WORKING DATA:
^^^^^^^^

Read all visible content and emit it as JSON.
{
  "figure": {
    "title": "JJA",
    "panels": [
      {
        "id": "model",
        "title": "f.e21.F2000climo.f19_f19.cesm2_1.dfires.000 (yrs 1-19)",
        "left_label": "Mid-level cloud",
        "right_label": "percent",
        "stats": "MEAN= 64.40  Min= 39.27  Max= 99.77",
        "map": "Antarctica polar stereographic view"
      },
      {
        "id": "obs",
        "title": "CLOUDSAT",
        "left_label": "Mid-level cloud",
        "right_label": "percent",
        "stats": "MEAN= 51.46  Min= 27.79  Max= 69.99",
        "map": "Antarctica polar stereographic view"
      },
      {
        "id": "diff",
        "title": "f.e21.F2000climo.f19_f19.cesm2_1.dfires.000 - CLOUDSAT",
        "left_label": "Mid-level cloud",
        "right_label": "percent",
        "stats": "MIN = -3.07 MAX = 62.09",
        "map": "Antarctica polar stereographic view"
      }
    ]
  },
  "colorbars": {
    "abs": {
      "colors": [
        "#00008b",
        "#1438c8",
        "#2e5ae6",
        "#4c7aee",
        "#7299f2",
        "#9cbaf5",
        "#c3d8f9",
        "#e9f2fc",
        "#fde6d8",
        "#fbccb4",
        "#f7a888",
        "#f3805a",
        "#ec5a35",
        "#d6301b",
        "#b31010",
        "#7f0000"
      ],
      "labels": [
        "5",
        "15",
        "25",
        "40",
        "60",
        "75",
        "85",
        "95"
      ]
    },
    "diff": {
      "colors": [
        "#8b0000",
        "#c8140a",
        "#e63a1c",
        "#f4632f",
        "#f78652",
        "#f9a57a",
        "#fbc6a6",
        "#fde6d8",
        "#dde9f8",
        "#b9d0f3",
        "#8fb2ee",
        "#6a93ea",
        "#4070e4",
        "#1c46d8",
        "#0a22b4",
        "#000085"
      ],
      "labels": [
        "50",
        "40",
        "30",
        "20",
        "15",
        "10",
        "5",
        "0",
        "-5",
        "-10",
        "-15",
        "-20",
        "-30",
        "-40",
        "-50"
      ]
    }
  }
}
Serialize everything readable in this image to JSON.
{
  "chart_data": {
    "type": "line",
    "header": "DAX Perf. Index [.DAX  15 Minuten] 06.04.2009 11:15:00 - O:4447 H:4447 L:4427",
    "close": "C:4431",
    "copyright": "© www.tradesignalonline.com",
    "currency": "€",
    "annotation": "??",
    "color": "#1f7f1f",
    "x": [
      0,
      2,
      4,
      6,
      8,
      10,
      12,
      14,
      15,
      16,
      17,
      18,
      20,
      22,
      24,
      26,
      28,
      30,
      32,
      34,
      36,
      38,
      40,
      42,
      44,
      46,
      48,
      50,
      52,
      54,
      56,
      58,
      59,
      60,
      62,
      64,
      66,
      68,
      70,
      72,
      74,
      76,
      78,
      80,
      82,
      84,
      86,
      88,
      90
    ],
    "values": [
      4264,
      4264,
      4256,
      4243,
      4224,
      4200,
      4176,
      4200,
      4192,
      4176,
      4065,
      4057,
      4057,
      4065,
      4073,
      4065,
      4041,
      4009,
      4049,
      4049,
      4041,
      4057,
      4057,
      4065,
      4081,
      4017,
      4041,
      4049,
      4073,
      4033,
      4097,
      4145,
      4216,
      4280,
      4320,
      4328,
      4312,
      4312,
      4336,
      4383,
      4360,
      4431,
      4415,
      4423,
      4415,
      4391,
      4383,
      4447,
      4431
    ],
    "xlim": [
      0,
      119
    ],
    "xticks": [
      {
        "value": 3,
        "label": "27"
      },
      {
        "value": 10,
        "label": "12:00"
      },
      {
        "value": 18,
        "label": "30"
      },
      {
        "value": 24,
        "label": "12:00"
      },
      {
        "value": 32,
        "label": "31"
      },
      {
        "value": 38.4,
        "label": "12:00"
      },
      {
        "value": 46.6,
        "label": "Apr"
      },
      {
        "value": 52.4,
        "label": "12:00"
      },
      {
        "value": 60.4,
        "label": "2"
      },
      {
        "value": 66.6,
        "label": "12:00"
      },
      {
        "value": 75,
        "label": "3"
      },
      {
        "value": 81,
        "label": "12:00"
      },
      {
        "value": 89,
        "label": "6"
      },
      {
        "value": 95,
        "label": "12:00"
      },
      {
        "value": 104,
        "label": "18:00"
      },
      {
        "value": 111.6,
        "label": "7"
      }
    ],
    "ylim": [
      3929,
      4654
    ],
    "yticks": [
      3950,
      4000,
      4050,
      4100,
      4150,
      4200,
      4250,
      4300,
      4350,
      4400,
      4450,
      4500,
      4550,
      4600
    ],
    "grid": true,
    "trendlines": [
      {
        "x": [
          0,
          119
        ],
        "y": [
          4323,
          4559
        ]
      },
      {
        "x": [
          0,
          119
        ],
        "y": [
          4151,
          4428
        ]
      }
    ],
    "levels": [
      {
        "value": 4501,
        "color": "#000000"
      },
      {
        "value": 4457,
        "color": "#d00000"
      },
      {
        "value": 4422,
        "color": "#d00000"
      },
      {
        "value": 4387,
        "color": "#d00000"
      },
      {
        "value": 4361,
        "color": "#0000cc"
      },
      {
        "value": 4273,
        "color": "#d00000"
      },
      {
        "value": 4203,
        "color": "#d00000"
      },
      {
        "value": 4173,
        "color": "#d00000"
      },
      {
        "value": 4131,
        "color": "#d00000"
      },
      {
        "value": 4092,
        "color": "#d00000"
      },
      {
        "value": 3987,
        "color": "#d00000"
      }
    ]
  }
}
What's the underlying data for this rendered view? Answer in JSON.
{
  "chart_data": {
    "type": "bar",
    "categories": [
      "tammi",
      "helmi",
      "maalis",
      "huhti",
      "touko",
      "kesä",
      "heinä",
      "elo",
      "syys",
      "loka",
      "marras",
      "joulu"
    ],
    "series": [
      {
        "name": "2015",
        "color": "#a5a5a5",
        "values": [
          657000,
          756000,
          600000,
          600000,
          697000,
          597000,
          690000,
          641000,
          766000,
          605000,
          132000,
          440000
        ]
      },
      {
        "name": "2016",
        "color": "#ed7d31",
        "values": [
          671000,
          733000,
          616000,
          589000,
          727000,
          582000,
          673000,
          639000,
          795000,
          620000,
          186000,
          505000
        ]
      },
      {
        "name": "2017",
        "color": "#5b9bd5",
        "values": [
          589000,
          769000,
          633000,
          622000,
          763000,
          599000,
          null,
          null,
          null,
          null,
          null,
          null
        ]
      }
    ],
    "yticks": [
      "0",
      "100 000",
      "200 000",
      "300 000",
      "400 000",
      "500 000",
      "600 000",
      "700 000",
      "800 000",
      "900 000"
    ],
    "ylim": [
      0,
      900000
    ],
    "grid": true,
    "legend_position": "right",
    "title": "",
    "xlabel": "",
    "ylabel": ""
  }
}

^^^^^^^^

OBJECTIVE: Extract the complete data, matching each line exactly.

COMPLETE ANSWER:
Read all visible content and emit it as JSON.
{
  "figure": {
    "title": "JJA",
    "panels": [
      {
        "id": "model",
        "title": "f.e21.F2000climo.f19_f19.cesm2_1.dfires.000 (yrs 1-19)",
        "left_label": "Mid-level cloud",
        "right_label": "percent",
        "stats": "MEAN= 64.40  Min= 39.27  Max= 99.77",
        "map": "Antarctica polar stereographic view"
      },
      {
        "id": "obs",
        "title": "CLOUDSAT",
        "left_label": "Mid-level cloud",
        "right_label": "percent",
        "stats": "MEAN= 51.46  Min= 27.79  Max= 69.99",
        "map": "Antarctica polar stereographic view"
      },
      {
        "id": "diff",
        "title": "f.e21.F2000climo.f19_f19.cesm2_1.dfires.000 - CLOUDSAT",
        "left_label": "Mid-level cloud",
        "right_label": "percent",
        "stats": "MIN = -3.07 MAX = 62.09",
        "map": "Antarctica polar stereographic view"
      }
    ]
  },
  "colorbars": {
    "abs": {
      "colors": [
        "#00008b",
        "#1438c8",
        "#2e5ae6",
        "#4c7aee",
        "#7299f2",
        "#9cbaf5",
        "#c3d8f9",
        "#e9f2fc",
        "#fde6d8",
        "#fbccb4",
        "#f7a888",
        "#f3805a",
        "#ec5a35",
        "#d6301b",
        "#b31010",
        "#7f0000"
      ],
      "labels": [
        "5",
        "15",
        "25",
        "40",
        "60",
        "75",
        "85",
        "95"
      ]
    },
    "diff": {
      "colors": [
        "#8b0000",
        "#c8140a",
        "#e63a1c",
        "#f4632f",
        "#f78652",
        "#f9a57a",
        "#fbc6a6",
        "#fde6d8",
        "#dde9f8",
        "#b9d0f3",
        "#8fb2ee",
        "#6a93ea",
        "#4070e4",
        "#1c46d8",
        "#0a22b4",
        "#000085"
      ],
      "labels": [
        "50",
        "40",
        "30",
        "20",
        "15",
        "10",
        "5",
        "0",
        "-5",
        "-10",
        "-15",
        "-20",
        "-30",
        "-40",
        "-50"
      ]
    }
  }
}
Serialize everything readable in this image to JSON.
{
  "chart_data": {
    "type": "line",
    "header": "DAX Perf. Index [.DAX  15 Minuten] 06.04.2009 11:15:00 - O:4447 H:4447 L:4427",
    "close": "C:4431",
    "copyright": "© www.tradesignalonline.com",
    "currency": "€",
    "annotation": "??",
    "color": "#1f7f1f",
    "x": [
      0,
      2,
      4,
      6,
      8,
      10,
      12,
      14,
      15,
      16,
      17,
      18,
      20,
      22,
      24,
      26,
      28,
      30,
      32,
      34,
      36,
      38,
      40,
      42,
      44,
      46,
      48,
      50,
      52,
      54,
      56,
      58,
      59,
      60,
      62,
      64,
      66,
      68,
      70,
      72,
      74,
      76,
      78,
      80,
      82,
      84,
      86,
      88,
      90
    ],
    "values": [
      4264,
      4264,
      4256,
      4243,
      4224,
      4200,
      4176,
      4200,
      4192,
      4176,
      4065,
      4057,
      4057,
      4065,
      4073,
      4065,
      4041,
      4009,
      4049,
      4049,
      4041,
      4057,
      4057,
      4065,
      4081,
      4017,
      4041,
      4049,
      4073,
      4033,
      4097,
      4145,
      4216,
      4280,
      4320,
      4328,
      4312,
      4312,
      4336,
      4383,
      4360,
      4431,
      4415,
      4423,
      4415,
      4391,
      4383,
      4447,
      4431
    ],
    "xlim": [
      0,
      119
    ],
    "xticks": [
      {
        "value": 3,
        "label": "27"
      },
      {
        "value": 10,
        "label": "12:00"
      },
      {
        "value": 18,
        "label": "30"
      },
      {
        "value": 24,
        "label": "12:00"
      },
      {
        "value": 32,
        "label": "31"
      },
      {
        "value": 38.4,
        "label": "12:00"
      },
      {
        "value": 46.6,
        "label": "Apr"
      },
      {
        "value": 52.4,
        "label": "12:00"
      },
      {
        "value": 60.4,
        "label": "2"
      },
      {
        "value": 66.6,
        "label": "12:00"
      },
      {
        "value": 75,
        "label": "3"
      },
      {
        "value": 81,
        "label": "12:00"
      },
      {
        "value": 89,
        "label": "6"
      },
      {
        "value": 95,
        "label": "12:00"
      },
      {
        "value": 104,
        "label": "18:00"
      },
      {
        "value": 111.6,
        "label": "7"
      }
    ],
    "ylim": [
      3929,
      4654
    ],
    "yticks": [
      3950,
      4000,
      4050,
      4100,
      4150,
      4200,
      4250,
      4300,
      4350,
      4400,
      4450,
      4500,
      4550,
      4600
    ],
    "grid": true,
    "trendlines": [
      {
        "x": [
          0,
          119
        ],
        "y": [
          4323,
          4559
        ]
      },
      {
        "x": [
          0,
          119
        ],
        "y": [
          4151,
          4428
        ]
      }
    ],
    "levels": [
      {
        "value": 4501,
        "color": "#000000"
      },
      {
        "value": 4457,
        "color": "#d00000"
      },
      {
        "value": 4422,
        "color": "#d00000"
      },
      {
        "value": 4387,
        "color": "#d00000"
      },
      {
        "value": 4361,
        "color": "#0000cc"
      },
      {
        "value": 4273,
        "color": "#d00000"
      },
      {
        "value": 4203,
        "color": "#d00000"
      },
      {
        "value": 4173,
        "color": "#d00000"
      },
      {
        "value": 4131,
        "color": "#d00000"
      },
      {
        "value": 4092,
        "color": "#d00000"
      },
      {
        "value": 3987,
        "color": "#d00000"
      }
    ]
  }
}
What's the underlying data for this rendered view? Answer in JSON.
{
  "chart_data": {
    "type": "bar",
    "categories": [
      "tammi",
      "helmi",
      "maalis",
      "huhti",
      "touko",
      "kesä",
      "heinä",
      "elo",
      "syys",
      "loka",
      "marras",
      "joulu"
    ],
    "series": [
      {
        "name": "2015",
        "color": "#a5a5a5",
        "values": [
          657000,
          756000,
          600000,
          600000,
          697000,
          597000,
          690000,
          641000,
          766000,
          605000,
          132000,
          440000
        ]
      },
      {
        "name": "2016",
        "color": "#ed7d31",
        "values": [
          671000,
          733000,
          616000,
          589000,
          727000,
          582000,
          673000,
          639000,
          795000,
          620000,
          186000,
          505000
        ]
      },
      {
        "name": "2017",
        "color": "#5b9bd5",
        "values": [
          589000,
          769000,
          633000,
          622000,
          763000,
          599000,
          null,
          null,
          null,
          null,
          null,
          null
        ]
      }
    ],
    "yticks": [
      "0",
      "100 000",
      "200 000",
      "300 000",
      "400 000",
      "500 000",
      "600 000",
      "700 000",
      "800 000",
      "900 000"
    ],
    "ylim": [
      0,
      900000
    ],
    "grid": true,
    "legend_position": "right",
    "title": "",
    "xlabel": "",
    "ylabel": ""
  }
}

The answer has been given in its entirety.